--- YOUR GOAL ---
Spot every line with the word "friends" and return it.

┌──

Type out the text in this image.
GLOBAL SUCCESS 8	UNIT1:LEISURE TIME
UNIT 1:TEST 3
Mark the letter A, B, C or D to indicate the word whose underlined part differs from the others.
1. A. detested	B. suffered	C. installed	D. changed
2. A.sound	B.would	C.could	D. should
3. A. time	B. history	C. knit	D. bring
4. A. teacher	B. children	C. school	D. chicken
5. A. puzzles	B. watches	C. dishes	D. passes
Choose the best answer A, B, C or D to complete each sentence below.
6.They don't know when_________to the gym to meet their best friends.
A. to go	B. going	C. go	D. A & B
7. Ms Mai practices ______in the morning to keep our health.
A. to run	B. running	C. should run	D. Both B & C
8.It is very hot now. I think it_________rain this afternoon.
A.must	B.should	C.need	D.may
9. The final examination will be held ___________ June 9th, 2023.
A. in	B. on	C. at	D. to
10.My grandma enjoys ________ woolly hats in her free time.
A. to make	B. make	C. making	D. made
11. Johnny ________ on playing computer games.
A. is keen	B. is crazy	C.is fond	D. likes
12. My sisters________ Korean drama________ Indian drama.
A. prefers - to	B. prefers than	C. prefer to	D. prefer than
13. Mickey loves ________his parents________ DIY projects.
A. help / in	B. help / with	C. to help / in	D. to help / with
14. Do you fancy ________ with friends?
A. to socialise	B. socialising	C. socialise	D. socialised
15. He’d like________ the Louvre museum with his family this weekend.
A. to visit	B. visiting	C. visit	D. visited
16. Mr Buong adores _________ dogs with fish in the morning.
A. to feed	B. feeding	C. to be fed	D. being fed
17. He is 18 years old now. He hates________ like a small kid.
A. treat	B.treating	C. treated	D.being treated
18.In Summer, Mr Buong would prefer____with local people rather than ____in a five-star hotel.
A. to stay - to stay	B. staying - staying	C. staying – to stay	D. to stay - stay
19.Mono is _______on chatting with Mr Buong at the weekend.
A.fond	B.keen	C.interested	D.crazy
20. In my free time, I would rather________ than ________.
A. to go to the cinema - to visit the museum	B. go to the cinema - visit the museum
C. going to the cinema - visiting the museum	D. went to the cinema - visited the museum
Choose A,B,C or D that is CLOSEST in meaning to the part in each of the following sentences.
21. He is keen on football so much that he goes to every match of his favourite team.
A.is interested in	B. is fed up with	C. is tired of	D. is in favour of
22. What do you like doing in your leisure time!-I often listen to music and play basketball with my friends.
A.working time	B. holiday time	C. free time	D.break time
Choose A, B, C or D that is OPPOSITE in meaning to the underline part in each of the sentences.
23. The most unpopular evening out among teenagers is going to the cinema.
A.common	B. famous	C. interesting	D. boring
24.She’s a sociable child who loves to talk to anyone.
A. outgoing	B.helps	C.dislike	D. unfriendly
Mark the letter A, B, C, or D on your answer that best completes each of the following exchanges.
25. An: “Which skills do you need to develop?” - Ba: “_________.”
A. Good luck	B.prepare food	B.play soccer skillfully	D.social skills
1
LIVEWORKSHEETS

└──

--- SOLUTION FOR THIS TASK ---
6.They don't know when_________to the gym to meet their best friends.
14. Do you fancy ________ with friends?
22. What do you like doing in your leisure time!-I often listen to music and play basketball with my friends.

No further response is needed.